** start of Data rows **
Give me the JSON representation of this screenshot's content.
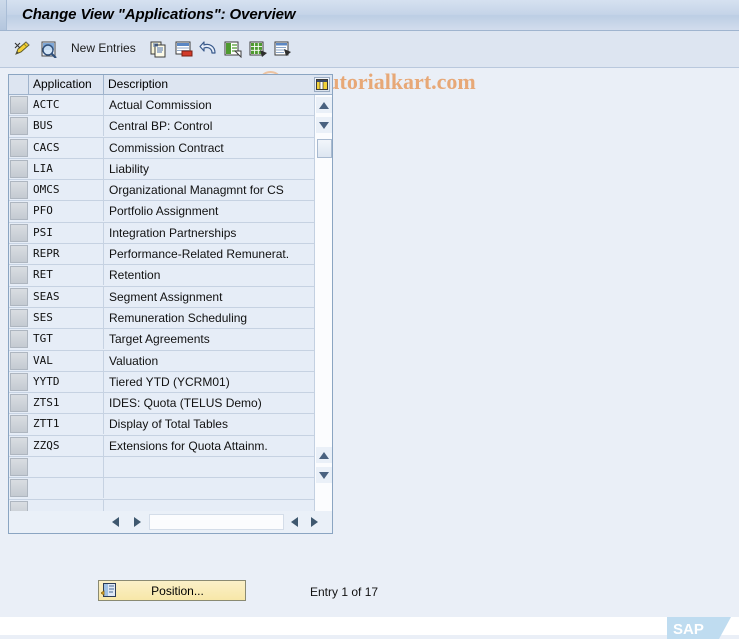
{
  "window": {
    "title": "Change View \"Applications\": Overview"
  },
  "watermark": {
    "text": "www.tutorialkart.com",
    "logo": "SAP"
  },
  "toolbar": {
    "items": [
      {
        "name": "change-display-icon",
        "label": "",
        "icon": "pencil-glasses-icon"
      },
      {
        "name": "display-details-icon",
        "label": "",
        "icon": "magnifier-icon"
      },
      {
        "name": "new-entries-button",
        "label": "New Entries",
        "icon": ""
      },
      {
        "name": "copy-as-icon",
        "label": "",
        "icon": "copy-icon"
      },
      {
        "name": "delete-icon",
        "label": "",
        "icon": "delete-row-icon"
      },
      {
        "name": "undo-icon",
        "label": "",
        "icon": "undo-arrow-icon"
      },
      {
        "name": "select-all-icon",
        "label": "",
        "icon": "table-select-icon"
      },
      {
        "name": "select-block-icon",
        "label": "",
        "icon": "table-block-icon"
      },
      {
        "name": "details-icon",
        "label": "",
        "icon": "table-details-icon"
      }
    ],
    "new_entries_label": "New Entries"
  },
  "table": {
    "columns": [
      {
        "key": "select",
        "label": ""
      },
      {
        "key": "application",
        "label": "Application"
      },
      {
        "key": "description",
        "label": "Description"
      }
    ],
    "config_icon": "grid-columns-icon",
    "rows": [
      {
        "application": "ACTC",
        "description": "Actual Commission"
      },
      {
        "application": "BUS",
        "description": "Central BP: Control"
      },
      {
        "application": "CACS",
        "description": "Commission Contract"
      },
      {
        "application": "LIA",
        "description": "Liability"
      },
      {
        "application": "OMCS",
        "description": "Organizational Managmnt for CS"
      },
      {
        "application": "PFO",
        "description": "Portfolio Assignment"
      },
      {
        "application": "PSI",
        "description": "Integration Partnerships"
      },
      {
        "application": "REPR",
        "description": "Performance-Related Remunerat."
      },
      {
        "application": "RET",
        "description": "Retention"
      },
      {
        "application": "SEAS",
        "description": "Segment Assignment"
      },
      {
        "application": "SES",
        "description": "Remuneration Scheduling"
      },
      {
        "application": "TGT",
        "description": "Target Agreements"
      },
      {
        "application": "VAL",
        "description": "Valuation"
      },
      {
        "application": "YYTD",
        "description": "Tiered YTD (YCRM01)"
      },
      {
        "application": "ZTS1",
        "description": "IDES: Quota (TELUS Demo)"
      },
      {
        "application": "ZTT1",
        "description": "Display of Total Tables"
      },
      {
        "application": "ZZQS",
        "description": "Extensions for Quota Attainm."
      },
      {
        "application": "",
        "description": ""
      },
      {
        "application": "",
        "description": ""
      },
      {
        "application": "",
        "description": ""
      }
    ]
  },
  "footer": {
    "position_label": "Position...",
    "position_icon": "position-jump-icon",
    "entry_status": "Entry 1 of 17"
  },
  "colors": {
    "window_background": "#eaeff7",
    "title_bar": "#c5d4e8",
    "toolbar": "#dde5f1",
    "table_row": "#e6edf7",
    "table_border": "#8ba5c2",
    "button_yellow": "#f7e7a8",
    "watermark_orange": "#e7a877"
  }
}
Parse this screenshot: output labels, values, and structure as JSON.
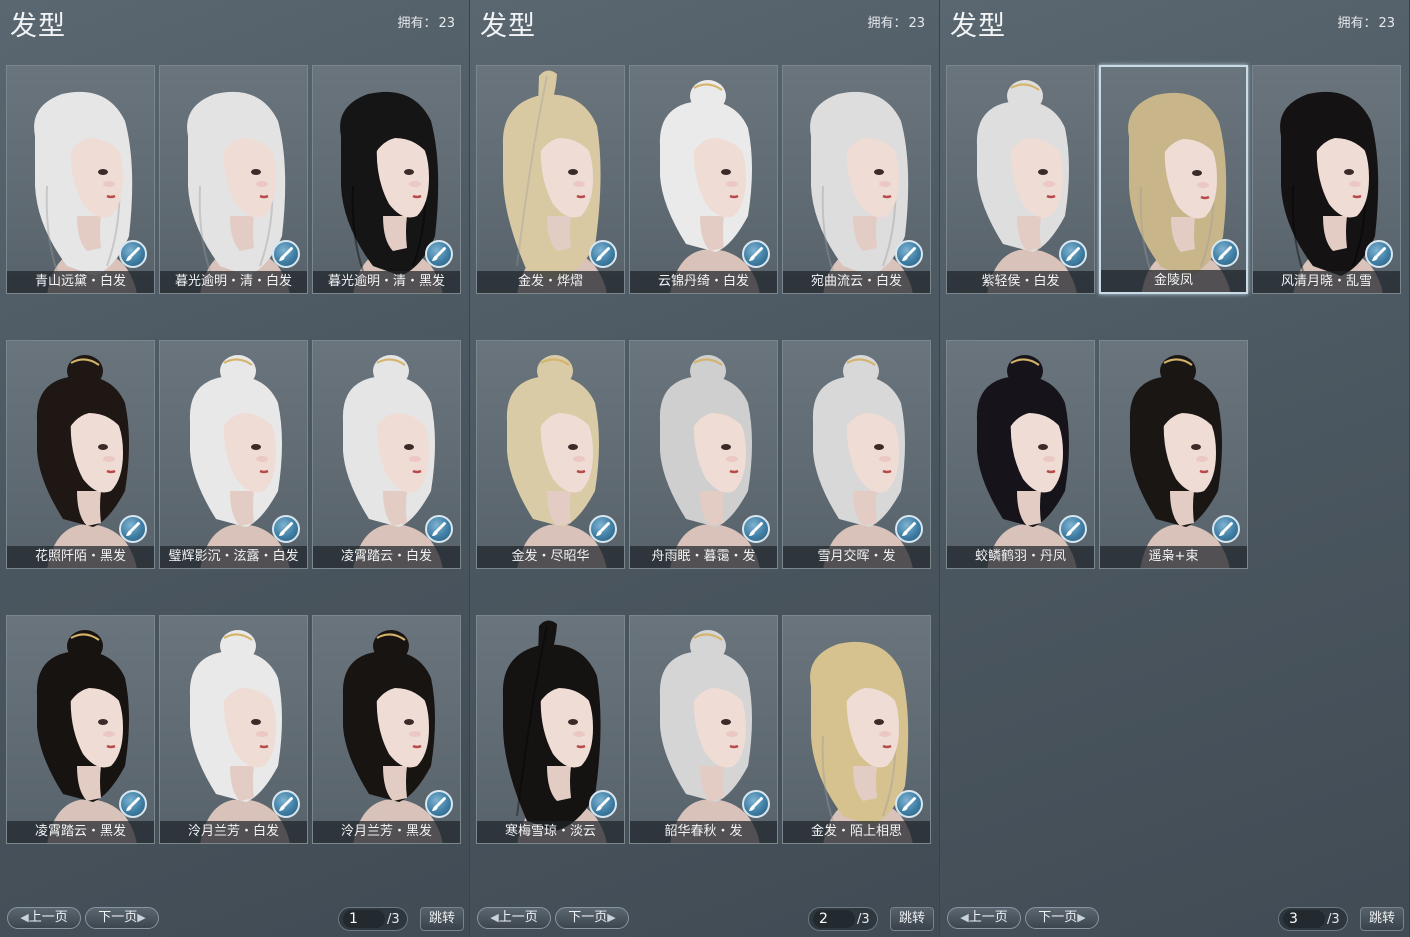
{
  "panels": [
    {
      "title": "发型",
      "owned_label": "拥有：",
      "owned_count": "23",
      "items": [
        {
          "label": "青山远黛・白发",
          "hair": "#e6e6e6",
          "style": "long"
        },
        {
          "label": "暮光逾明・清・白发",
          "hair": "#e3e3e3",
          "style": "long"
        },
        {
          "label": "暮光逾明・清・黑发",
          "hair": "#151515",
          "style": "long"
        },
        {
          "label": "花照阡陌・黑发",
          "hair": "#1e1714",
          "style": "bun"
        },
        {
          "label": "璧辉影沉・泫露・白发",
          "hair": "#e8e8e8",
          "style": "bun"
        },
        {
          "label": "凌霄踏云・白发",
          "hair": "#e5e5e5",
          "style": "bun"
        },
        {
          "label": "凌霄踏云・黑发",
          "hair": "#171311",
          "style": "bun"
        },
        {
          "label": "泠月兰芳・白发",
          "hair": "#e9e9e9",
          "style": "bun"
        },
        {
          "label": "泠月兰芳・黑发",
          "hair": "#181412",
          "style": "bun"
        }
      ],
      "pager": {
        "prev": "上一页",
        "next": "下一页",
        "current": "1",
        "total": "/3",
        "jump": "跳转"
      }
    },
    {
      "title": "发型",
      "owned_label": "拥有：",
      "owned_count": "23",
      "items": [
        {
          "label": "金发・烨熠",
          "hair": "#d8c9a3",
          "style": "pony"
        },
        {
          "label": "云锦丹绮・白发",
          "hair": "#eaeaea",
          "style": "bun"
        },
        {
          "label": "宛曲流云・白发",
          "hair": "#dddddd",
          "style": "long"
        },
        {
          "label": "金发・尽昭华",
          "hair": "#d9cba6",
          "style": "bun"
        },
        {
          "label": "舟雨眠・暮霭・发",
          "hair": "#cfcfcf",
          "style": "bun"
        },
        {
          "label": "雪月交晖・发",
          "hair": "#d8d8d8",
          "style": "bun"
        },
        {
          "label": "寒梅雪琼・淡云",
          "hair": "#151212",
          "style": "pony"
        },
        {
          "label": "韶华春秋・发",
          "hair": "#d5d5d5",
          "style": "bun"
        },
        {
          "label": "金发・陌上相思",
          "hair": "#d6c28f",
          "style": "long"
        }
      ],
      "pager": {
        "prev": "上一页",
        "next": "下一页",
        "current": "2",
        "total": "/3",
        "jump": "跳转"
      }
    },
    {
      "title": "发型",
      "owned_label": "拥有：",
      "owned_count": "23",
      "items": [
        {
          "label": "紫轻侯・白发",
          "hair": "#dedede",
          "style": "bun"
        },
        {
          "label": "金陵凤",
          "hair": "#c9b58a",
          "style": "long",
          "selected": true
        },
        {
          "label": "风清月晓・乱雪",
          "hair": "#141212",
          "style": "long"
        },
        {
          "label": "蛟鳞鹤羽・丹凤",
          "hair": "#16141a",
          "style": "bun"
        },
        {
          "label": "遥枭+束",
          "hair": "#1a1614",
          "style": "bun"
        }
      ],
      "pager": {
        "prev": "上一页",
        "next": "下一页",
        "current": "3",
        "total": "/3",
        "jump": "跳转"
      }
    }
  ],
  "icons": {
    "dye": "paintbrush-icon",
    "prev_arrow": "chevron-left-icon",
    "next_arrow": "chevron-right-icon"
  },
  "colors": {
    "background": "#4c5760",
    "card": "#636e76",
    "selected_border": "#c8dbe6",
    "dye_button": "#3f7ea4"
  }
}
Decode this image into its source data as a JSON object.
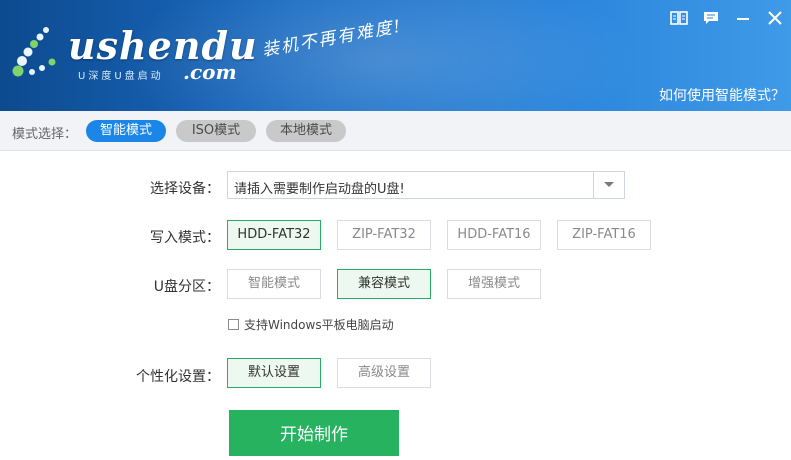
{
  "header": {
    "logo_text": "ushendu",
    "logo_com": ".com",
    "logo_sub": "U深度U盘启动",
    "slogan": "装机不再有难度!",
    "help_link": "如何使用智能模式？",
    "brand_color": "#1a6ac0"
  },
  "window_controls": {
    "icons": [
      "book-icon",
      "chat-icon",
      "minimize-icon",
      "close-icon"
    ]
  },
  "modebar": {
    "label": "模式选择：",
    "tabs": [
      {
        "label": "智能模式",
        "active": true
      },
      {
        "label": "ISO模式",
        "active": false
      },
      {
        "label": "本地模式",
        "active": false
      }
    ],
    "accent_color": "#1b86e8"
  },
  "form": {
    "device_label": "选择设备：",
    "device_value": "请插入需要制作启动盘的U盘!",
    "write_mode_label": "写入模式：",
    "write_modes": [
      {
        "label": "HDD-FAT32",
        "selected": true
      },
      {
        "label": "ZIP-FAT32",
        "selected": false
      },
      {
        "label": "HDD-FAT16",
        "selected": false
      },
      {
        "label": "ZIP-FAT16",
        "selected": false
      }
    ],
    "partition_label": "U盘分区：",
    "partition_modes": [
      {
        "label": "智能模式",
        "selected": false
      },
      {
        "label": "兼容模式",
        "selected": true
      },
      {
        "label": "增强模式",
        "selected": false
      }
    ],
    "tablet_checkbox_label": "支持Windows平板电脑启动",
    "tablet_checked": false,
    "personalize_label": "个性化设置：",
    "personalize_options": [
      {
        "label": "默认设置",
        "selected": true
      },
      {
        "label": "高级设置",
        "selected": false
      }
    ],
    "start_button": "开始制作",
    "selected_color": "#27ad63"
  }
}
** end of Data rows **
» **Exercise description**
Pick out the lines containing the string "chevron".

» **Result of this exercise**
    "prev_arrow": "chevron-left-icon",
    "next_arrow": "chevron-right-icon"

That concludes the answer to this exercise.